PROBLEM: Each record below should appear again exactly as written.

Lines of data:
▬▬▬▬▬▬

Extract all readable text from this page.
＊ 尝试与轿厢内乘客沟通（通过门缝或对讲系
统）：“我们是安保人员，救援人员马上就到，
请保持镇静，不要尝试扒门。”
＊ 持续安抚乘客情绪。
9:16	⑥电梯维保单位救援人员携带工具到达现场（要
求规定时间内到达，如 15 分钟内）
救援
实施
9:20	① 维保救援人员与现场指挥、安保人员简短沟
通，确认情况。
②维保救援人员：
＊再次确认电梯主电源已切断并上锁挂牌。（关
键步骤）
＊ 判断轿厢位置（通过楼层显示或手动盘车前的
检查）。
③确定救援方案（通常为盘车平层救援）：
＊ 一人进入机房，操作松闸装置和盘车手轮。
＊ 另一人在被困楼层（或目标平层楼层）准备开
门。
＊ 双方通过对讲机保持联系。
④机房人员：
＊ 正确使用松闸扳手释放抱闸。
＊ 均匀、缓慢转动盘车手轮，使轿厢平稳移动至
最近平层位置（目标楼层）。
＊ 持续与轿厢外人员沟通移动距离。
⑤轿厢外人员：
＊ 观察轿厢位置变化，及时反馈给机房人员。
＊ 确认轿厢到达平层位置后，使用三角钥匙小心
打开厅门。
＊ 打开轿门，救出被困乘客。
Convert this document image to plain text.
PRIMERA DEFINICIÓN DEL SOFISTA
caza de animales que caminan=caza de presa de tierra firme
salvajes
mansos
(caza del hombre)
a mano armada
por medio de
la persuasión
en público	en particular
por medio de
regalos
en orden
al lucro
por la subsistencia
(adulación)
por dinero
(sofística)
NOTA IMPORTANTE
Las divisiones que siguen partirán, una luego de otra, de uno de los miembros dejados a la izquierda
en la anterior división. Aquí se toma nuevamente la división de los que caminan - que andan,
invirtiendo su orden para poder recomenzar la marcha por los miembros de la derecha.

▬▬▬▬▬▬

THE RESPONSE:
Extract all readable text from this page.
＊ 尝试与轿厢内乘客沟通（通过门缝或对讲系
统）：“我们是安保人员，救援人员马上就到，
请保持镇静，不要尝试扒门。”
＊ 持续安抚乘客情绪。
9:16	⑥电梯维保单位救援人员携带工具到达现场（要
求规定时间内到达，如 15 分钟内）
救援
实施
9:20	① 维保救援人员与现场指挥、安保人员简短沟
通，确认情况。
②维保救援人员：
＊再次确认电梯主电源已切断并上锁挂牌。（关
键步骤）
＊ 判断轿厢位置（通过楼层显示或手动盘车前的
检查）。
③确定救援方案（通常为盘车平层救援）：
＊ 一人进入机房，操作松闸装置和盘车手轮。
＊ 另一人在被困楼层（或目标平层楼层）准备开
门。
＊ 双方通过对讲机保持联系。
④机房人员：
＊ 正确使用松闸扳手释放抱闸。
＊ 均匀、缓慢转动盘车手轮，使轿厢平稳移动至
最近平层位置（目标楼层）。
＊ 持续与轿厢外人员沟通移动距离。
⑤轿厢外人员：
＊ 观察轿厢位置变化，及时反馈给机房人员。
＊ 确认轿厢到达平层位置后，使用三角钥匙小心
打开厅门。
＊ 打开轿门，救出被困乘客。
Convert this document image to plain text.
PRIMERA DEFINICIÓN DEL SOFISTA
caza de animales que caminan=caza de presa de tierra firme
salvajes
mansos
(caza del hombre)
a mano armada
por medio de
la persuasión
en público	en particular
por medio de
regalos
en orden
al lucro
por la subsistencia
(adulación)
por dinero
(sofística)
NOTA IMPORTANTE
Las divisiones que siguen partirán, una luego de otra, de uno de los miembros dejados a la izquierda
en la anterior división. Aquí se toma nuevamente la división de los que caminan - que andan,
invirtiendo su orden para poder recomenzar la marcha por los miembros de la derecha.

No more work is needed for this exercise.